§ **EXERCISE OBJECTIVE**
Filter the entries, keeping every line with the word "image".

-- start of RECORDS SUPPLIED --

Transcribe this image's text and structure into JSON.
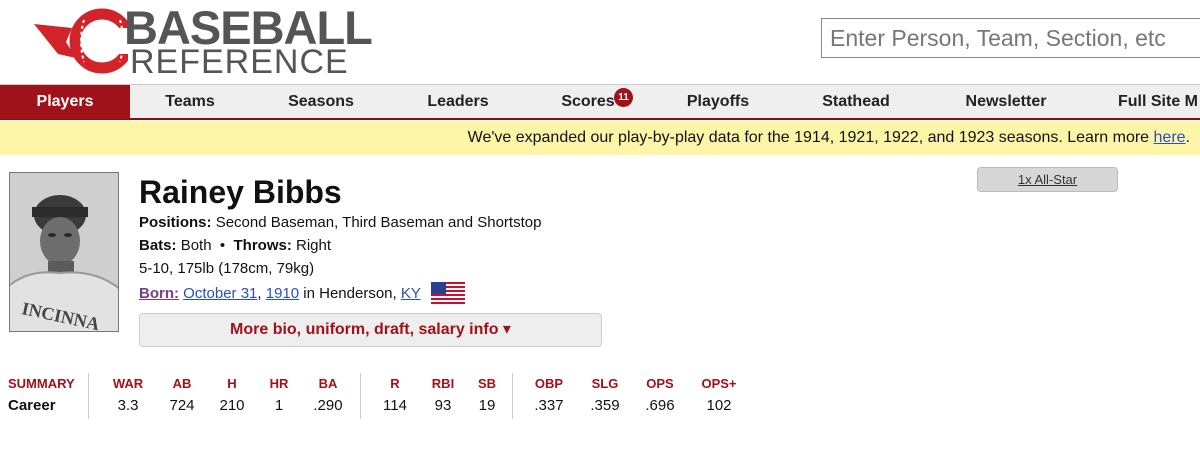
{
  "logo": {
    "line1": "BASEBALL",
    "line2": "REFERENCE"
  },
  "search": {
    "placeholder": "Enter Person, Team, Section, etc"
  },
  "nav": {
    "items": [
      {
        "label": "Players"
      },
      {
        "label": "Teams"
      },
      {
        "label": "Seasons"
      },
      {
        "label": "Leaders"
      },
      {
        "label": "Scores"
      },
      {
        "label": "Playoffs"
      },
      {
        "label": "Stathead"
      },
      {
        "label": "Newsletter"
      },
      {
        "label": "Full Site M"
      }
    ],
    "scores_badge": "11"
  },
  "alert": {
    "text": "We've expanded our play-by-play data for the 1914, 1921, 1922, and 1923 seasons. Learn more ",
    "link": "here",
    "end": "."
  },
  "player": {
    "name": "Rainey Bibbs",
    "positions_label": "Positions:",
    "positions": "Second Baseman, Third Baseman and Shortstop",
    "bats_label": "Bats:",
    "bats": "Both",
    "sep": "•",
    "throws_label": "Throws:",
    "throws": "Right",
    "size": "5-10, 175lb (178cm, 79kg)",
    "born_label": "Born:",
    "born_date": "October 31",
    "born_comma": ",",
    "born_year": "1910",
    "born_place": "in Henderson,",
    "born_state": "KY",
    "photo_text": "INCINNA",
    "allstar": "1x All-Star",
    "more_bio": "More bio, uniform, draft, salary info ▾"
  },
  "stats": {
    "headers": [
      "SUMMARY",
      "WAR",
      "AB",
      "H",
      "HR",
      "BA",
      "R",
      "RBI",
      "SB",
      "OBP",
      "SLG",
      "OPS",
      "OPS+"
    ],
    "career": [
      "Career",
      "3.3",
      "724",
      "210",
      "1",
      ".290",
      "114",
      "93",
      "19",
      ".337",
      ".359",
      ".696",
      "102"
    ]
  },
  "colors": {
    "brand": "#a01219",
    "alert_bg": "#fdf6a8",
    "nav_bg": "#efefef"
  }
}
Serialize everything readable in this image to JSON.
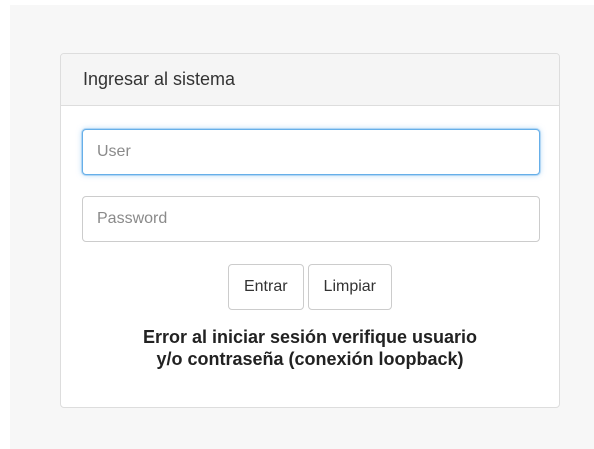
{
  "login_panel": {
    "title": "Ingresar al sistema",
    "user_placeholder": "User",
    "user_value": "",
    "password_placeholder": "Password",
    "password_value": "",
    "submit_label": "Entrar",
    "clear_label": "Limpiar",
    "error_line1": "Error al iniciar sesión verifique usuario",
    "error_line2": "y/o contraseña (conexión loopback)"
  },
  "colors": {
    "panel_heading_bg": "#f5f5f5",
    "focus_border": "#66afe9",
    "page_bg": "#f7f7f7"
  }
}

-- end of RECORDS SUPPLIED --

§ **RESPONSE FOR THIS EXERCISE**
Transcribe this image's text and structure into JSON.
Serialize everything readable in this image to JSON.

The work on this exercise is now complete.